__Figure record extracts__.
******
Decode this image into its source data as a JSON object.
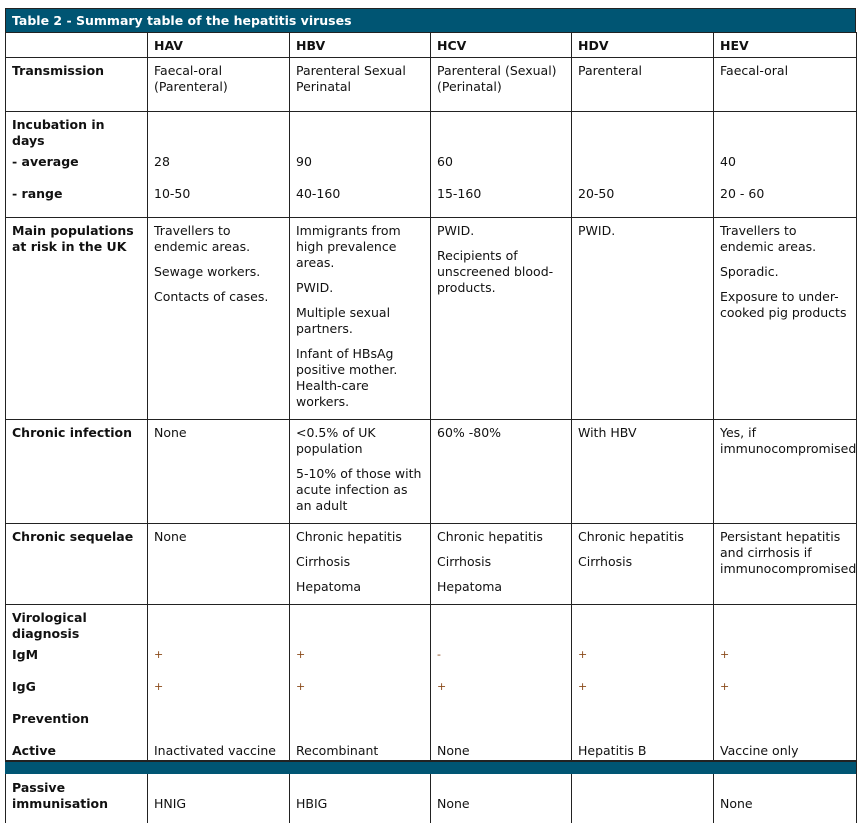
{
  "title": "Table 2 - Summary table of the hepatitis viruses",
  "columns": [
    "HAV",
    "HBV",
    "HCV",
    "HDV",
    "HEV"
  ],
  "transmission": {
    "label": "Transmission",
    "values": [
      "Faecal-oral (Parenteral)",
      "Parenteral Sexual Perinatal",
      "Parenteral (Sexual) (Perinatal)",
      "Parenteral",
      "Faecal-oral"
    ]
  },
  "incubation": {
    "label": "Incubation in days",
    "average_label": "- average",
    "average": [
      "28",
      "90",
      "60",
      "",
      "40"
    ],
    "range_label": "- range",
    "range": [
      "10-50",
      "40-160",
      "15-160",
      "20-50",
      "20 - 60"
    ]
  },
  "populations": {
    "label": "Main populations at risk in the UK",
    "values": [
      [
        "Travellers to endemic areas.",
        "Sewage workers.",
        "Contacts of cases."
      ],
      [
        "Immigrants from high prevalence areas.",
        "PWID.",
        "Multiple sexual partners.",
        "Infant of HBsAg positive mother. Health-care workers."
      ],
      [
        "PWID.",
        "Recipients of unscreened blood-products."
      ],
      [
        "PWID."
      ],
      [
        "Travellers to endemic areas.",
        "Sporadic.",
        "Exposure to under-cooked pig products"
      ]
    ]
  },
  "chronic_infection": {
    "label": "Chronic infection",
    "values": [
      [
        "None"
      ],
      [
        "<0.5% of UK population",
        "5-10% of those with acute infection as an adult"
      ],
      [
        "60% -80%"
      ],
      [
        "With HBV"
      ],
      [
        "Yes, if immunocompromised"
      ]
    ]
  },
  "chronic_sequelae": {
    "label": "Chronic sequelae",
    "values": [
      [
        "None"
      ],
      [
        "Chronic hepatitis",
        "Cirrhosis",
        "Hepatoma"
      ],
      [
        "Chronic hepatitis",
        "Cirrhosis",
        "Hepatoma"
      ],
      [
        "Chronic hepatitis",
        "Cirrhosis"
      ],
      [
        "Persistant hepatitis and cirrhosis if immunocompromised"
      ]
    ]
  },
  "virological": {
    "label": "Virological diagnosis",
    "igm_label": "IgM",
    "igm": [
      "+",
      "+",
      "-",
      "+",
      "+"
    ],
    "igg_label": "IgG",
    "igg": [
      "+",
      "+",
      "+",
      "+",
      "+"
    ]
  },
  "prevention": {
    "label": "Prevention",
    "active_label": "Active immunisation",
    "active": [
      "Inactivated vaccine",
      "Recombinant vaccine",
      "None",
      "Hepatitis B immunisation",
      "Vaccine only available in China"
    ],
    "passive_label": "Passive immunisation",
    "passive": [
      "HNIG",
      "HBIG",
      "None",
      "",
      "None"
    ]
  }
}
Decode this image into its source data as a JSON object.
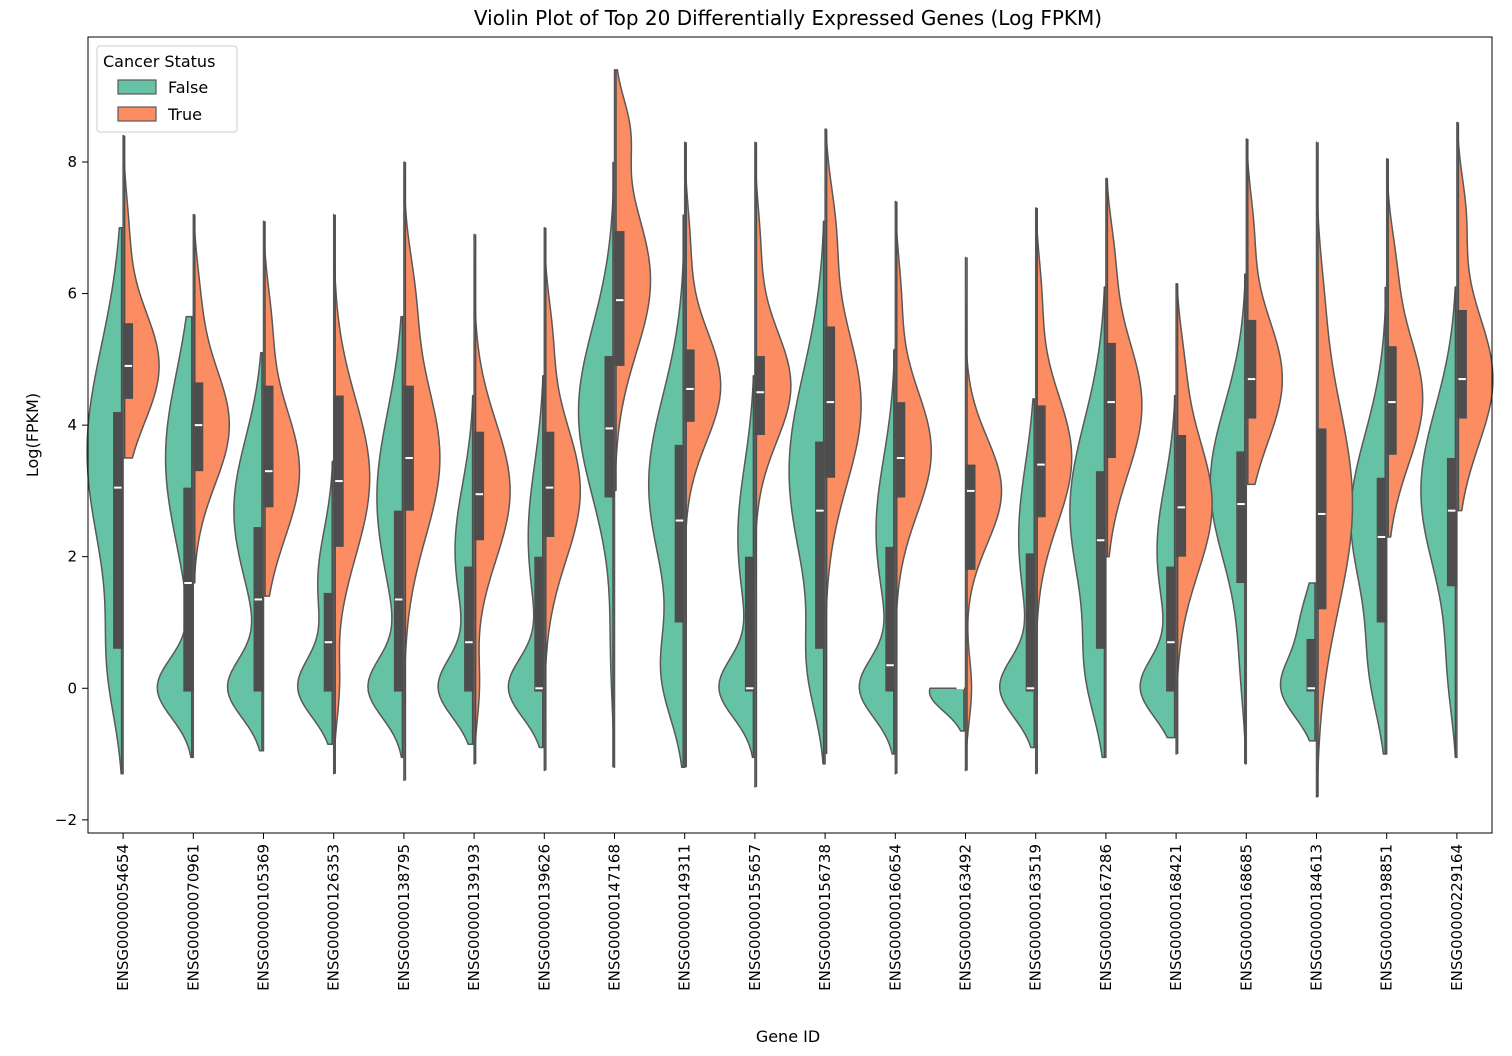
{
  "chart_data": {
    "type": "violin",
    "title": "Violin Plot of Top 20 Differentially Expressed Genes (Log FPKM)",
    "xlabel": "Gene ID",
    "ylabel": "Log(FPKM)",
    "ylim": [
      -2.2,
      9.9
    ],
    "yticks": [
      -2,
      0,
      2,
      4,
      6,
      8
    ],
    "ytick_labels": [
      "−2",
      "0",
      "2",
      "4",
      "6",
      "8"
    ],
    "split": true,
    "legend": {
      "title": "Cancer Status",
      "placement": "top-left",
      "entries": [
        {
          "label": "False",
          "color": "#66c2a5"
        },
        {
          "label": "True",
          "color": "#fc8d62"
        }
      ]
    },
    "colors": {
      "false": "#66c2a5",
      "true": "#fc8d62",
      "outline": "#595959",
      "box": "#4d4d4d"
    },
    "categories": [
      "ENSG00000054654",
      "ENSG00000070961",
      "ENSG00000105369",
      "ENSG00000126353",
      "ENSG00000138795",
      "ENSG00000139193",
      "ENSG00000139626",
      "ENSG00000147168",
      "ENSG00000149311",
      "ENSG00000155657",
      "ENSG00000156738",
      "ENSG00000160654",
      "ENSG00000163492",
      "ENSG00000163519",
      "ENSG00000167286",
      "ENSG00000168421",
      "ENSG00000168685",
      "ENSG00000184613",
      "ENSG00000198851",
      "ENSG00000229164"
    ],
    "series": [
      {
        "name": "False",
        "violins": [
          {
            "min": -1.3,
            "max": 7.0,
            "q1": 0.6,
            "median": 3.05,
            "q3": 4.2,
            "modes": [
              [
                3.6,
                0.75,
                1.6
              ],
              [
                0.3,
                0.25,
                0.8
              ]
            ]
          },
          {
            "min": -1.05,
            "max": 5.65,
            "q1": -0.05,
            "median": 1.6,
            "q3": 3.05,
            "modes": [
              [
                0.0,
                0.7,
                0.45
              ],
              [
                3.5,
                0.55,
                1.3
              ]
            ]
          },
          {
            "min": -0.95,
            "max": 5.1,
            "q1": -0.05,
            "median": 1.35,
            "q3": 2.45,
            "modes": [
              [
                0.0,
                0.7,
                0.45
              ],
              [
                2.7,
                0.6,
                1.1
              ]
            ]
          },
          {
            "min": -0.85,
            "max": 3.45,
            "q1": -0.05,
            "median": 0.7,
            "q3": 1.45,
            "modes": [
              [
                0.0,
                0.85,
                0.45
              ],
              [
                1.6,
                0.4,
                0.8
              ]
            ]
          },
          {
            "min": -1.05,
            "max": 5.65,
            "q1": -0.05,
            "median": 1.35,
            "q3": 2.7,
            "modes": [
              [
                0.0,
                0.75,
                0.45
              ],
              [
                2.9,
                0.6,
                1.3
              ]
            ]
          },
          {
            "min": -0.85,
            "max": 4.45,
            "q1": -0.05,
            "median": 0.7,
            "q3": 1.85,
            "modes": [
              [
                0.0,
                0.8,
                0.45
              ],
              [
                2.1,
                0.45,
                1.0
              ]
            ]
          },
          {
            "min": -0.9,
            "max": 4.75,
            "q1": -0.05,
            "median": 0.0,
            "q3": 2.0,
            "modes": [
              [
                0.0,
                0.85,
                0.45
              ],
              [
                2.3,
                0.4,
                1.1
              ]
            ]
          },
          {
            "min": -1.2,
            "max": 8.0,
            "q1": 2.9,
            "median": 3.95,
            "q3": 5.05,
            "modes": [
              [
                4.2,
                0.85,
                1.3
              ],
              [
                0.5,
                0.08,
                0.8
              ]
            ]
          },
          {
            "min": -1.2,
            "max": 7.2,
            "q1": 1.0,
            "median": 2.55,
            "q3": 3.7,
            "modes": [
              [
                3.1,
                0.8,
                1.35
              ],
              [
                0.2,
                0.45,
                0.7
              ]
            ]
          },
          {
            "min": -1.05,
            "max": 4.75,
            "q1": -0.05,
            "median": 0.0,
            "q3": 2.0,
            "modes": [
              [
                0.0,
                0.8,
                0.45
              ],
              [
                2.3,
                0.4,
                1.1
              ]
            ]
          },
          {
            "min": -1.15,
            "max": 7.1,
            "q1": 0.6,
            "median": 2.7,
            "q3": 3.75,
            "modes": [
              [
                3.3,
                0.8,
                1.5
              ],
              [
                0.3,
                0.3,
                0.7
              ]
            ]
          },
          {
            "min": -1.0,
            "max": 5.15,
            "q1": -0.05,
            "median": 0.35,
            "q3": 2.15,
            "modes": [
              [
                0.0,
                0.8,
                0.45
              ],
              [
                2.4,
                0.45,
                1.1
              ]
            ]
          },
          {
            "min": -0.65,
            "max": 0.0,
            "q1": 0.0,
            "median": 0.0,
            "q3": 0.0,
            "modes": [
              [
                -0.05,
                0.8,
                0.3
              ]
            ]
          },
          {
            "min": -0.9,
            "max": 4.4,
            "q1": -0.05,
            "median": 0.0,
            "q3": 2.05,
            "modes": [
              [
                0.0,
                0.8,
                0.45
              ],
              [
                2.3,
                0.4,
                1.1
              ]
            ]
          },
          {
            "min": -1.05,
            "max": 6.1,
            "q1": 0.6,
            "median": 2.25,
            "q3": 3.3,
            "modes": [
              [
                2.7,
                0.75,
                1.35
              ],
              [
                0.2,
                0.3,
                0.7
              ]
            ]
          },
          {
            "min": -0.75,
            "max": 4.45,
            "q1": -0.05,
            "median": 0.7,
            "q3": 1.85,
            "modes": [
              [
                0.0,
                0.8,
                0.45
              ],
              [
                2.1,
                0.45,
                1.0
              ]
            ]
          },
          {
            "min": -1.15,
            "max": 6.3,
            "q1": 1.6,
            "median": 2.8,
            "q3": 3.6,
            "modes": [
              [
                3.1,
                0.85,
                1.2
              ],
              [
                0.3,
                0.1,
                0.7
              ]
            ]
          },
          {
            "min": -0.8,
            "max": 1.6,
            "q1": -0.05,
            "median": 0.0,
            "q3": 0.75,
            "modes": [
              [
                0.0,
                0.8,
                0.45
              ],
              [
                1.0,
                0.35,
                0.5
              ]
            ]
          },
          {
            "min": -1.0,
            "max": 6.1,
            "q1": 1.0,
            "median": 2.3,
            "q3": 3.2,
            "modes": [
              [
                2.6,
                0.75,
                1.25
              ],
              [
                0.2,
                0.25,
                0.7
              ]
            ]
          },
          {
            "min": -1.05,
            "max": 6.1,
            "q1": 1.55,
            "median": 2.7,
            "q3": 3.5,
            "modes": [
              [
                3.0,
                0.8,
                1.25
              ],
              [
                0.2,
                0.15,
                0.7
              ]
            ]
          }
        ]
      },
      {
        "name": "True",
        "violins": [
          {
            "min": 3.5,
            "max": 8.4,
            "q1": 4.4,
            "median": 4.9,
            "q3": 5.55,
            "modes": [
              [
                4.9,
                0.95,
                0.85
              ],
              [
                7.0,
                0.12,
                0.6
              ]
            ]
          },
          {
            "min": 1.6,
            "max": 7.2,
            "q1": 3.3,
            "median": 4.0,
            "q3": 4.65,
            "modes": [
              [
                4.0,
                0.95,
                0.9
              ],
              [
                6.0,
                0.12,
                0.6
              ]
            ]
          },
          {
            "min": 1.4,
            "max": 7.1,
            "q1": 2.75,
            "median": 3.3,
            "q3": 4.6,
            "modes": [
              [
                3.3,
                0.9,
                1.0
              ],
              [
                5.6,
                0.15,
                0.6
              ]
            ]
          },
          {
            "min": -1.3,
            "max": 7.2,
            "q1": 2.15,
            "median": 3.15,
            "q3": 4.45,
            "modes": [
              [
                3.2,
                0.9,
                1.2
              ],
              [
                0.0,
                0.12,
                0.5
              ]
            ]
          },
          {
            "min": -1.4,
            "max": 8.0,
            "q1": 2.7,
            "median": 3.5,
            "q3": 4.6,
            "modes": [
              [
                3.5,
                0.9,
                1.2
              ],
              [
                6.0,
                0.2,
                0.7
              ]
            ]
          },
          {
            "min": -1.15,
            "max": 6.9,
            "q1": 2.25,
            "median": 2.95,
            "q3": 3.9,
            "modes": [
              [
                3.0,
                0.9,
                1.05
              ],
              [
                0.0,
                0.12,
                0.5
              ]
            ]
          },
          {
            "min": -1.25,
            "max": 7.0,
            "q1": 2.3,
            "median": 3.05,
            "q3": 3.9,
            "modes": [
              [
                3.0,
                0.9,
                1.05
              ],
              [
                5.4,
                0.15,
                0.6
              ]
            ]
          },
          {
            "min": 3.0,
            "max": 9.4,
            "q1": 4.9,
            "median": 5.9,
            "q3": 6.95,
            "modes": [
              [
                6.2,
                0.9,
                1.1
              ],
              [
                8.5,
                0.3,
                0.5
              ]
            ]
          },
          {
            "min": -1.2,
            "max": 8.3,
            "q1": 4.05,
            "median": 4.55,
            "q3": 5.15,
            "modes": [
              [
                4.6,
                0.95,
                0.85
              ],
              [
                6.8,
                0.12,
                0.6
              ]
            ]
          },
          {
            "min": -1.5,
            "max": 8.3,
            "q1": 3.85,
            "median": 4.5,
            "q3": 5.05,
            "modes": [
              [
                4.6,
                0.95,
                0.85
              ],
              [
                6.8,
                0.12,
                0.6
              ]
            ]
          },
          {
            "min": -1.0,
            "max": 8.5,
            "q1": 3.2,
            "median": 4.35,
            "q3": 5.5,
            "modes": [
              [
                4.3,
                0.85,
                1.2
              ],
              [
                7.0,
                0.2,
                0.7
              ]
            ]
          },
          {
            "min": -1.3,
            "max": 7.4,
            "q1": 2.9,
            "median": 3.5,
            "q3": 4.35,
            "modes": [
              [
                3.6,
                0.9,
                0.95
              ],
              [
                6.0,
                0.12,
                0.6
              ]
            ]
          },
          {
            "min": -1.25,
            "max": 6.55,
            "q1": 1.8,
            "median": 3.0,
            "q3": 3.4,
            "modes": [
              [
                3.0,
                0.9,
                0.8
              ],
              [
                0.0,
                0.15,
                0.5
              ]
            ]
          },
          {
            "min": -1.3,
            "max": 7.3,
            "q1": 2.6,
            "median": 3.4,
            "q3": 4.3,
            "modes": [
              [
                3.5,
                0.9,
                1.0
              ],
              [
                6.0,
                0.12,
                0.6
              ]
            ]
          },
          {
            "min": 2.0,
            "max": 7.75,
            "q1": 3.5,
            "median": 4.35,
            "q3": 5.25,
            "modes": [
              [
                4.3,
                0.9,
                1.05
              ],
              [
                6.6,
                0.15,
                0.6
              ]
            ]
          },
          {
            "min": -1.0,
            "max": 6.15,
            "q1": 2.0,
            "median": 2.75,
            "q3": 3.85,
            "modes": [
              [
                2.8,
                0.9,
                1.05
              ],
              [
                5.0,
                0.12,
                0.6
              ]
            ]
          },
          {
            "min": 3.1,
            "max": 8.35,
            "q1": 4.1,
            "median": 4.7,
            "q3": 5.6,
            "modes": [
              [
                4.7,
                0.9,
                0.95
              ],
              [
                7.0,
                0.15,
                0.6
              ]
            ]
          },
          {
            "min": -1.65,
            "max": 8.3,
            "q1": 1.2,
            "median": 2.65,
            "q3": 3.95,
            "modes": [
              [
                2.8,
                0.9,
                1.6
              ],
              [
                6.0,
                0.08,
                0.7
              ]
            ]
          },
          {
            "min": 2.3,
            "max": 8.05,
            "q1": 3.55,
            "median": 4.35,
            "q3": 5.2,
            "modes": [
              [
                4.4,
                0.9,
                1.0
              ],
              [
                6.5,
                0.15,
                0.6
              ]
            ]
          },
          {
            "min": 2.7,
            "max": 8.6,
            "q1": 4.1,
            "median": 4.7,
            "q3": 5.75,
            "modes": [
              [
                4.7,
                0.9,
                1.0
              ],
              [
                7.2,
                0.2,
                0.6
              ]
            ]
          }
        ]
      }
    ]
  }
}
******
__Task directions__.
Using the entries above, work out how many lines include the word "Parenteral", and give only that count.

__Your response__.
4